(Exercise input)
[Start]
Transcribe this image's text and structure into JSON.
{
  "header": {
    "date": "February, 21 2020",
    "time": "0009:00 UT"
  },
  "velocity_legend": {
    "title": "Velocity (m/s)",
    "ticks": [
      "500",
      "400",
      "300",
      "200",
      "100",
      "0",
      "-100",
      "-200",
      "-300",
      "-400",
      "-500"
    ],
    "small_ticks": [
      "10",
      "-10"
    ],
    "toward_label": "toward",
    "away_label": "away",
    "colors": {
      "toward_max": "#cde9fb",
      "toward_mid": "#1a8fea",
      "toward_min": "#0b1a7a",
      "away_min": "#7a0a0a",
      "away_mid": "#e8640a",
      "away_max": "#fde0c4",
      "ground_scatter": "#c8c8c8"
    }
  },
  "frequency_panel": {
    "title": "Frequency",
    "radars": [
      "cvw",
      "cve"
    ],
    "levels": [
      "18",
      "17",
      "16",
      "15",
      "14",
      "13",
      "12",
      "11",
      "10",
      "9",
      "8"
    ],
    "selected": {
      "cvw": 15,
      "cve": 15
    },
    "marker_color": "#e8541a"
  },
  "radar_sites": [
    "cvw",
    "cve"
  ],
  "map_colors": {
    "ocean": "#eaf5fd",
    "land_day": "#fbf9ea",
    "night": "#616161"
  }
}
[End]
(Short exercise)
Return each entry from the material above exactly as it appears.

(Task response)
Transcribe this image's text and structure into JSON.
{
  "header": {
    "date": "February, 21 2020",
    "time": "0009:00 UT"
  },
  "velocity_legend": {
    "title": "Velocity (m/s)",
    "ticks": [
      "500",
      "400",
      "300",
      "200",
      "100",
      "0",
      "-100",
      "-200",
      "-300",
      "-400",
      "-500"
    ],
    "small_ticks": [
      "10",
      "-10"
    ],
    "toward_label": "toward",
    "away_label": "away",
    "colors": {
      "toward_max": "#cde9fb",
      "toward_mid": "#1a8fea",
      "toward_min": "#0b1a7a",
      "away_min": "#7a0a0a",
      "away_mid": "#e8640a",
      "away_max": "#fde0c4",
      "ground_scatter": "#c8c8c8"
    }
  },
  "frequency_panel": {
    "title": "Frequency",
    "radars": [
      "cvw",
      "cve"
    ],
    "levels": [
      "18",
      "17",
      "16",
      "15",
      "14",
      "13",
      "12",
      "11",
      "10",
      "9",
      "8"
    ],
    "selected": {
      "cvw": 15,
      "cve": 15
    },
    "marker_color": "#e8541a"
  },
  "radar_sites": [
    "cvw",
    "cve"
  ],
  "map_colors": {
    "ocean": "#eaf5fd",
    "land_day": "#fbf9ea",
    "night": "#616161"
  }
}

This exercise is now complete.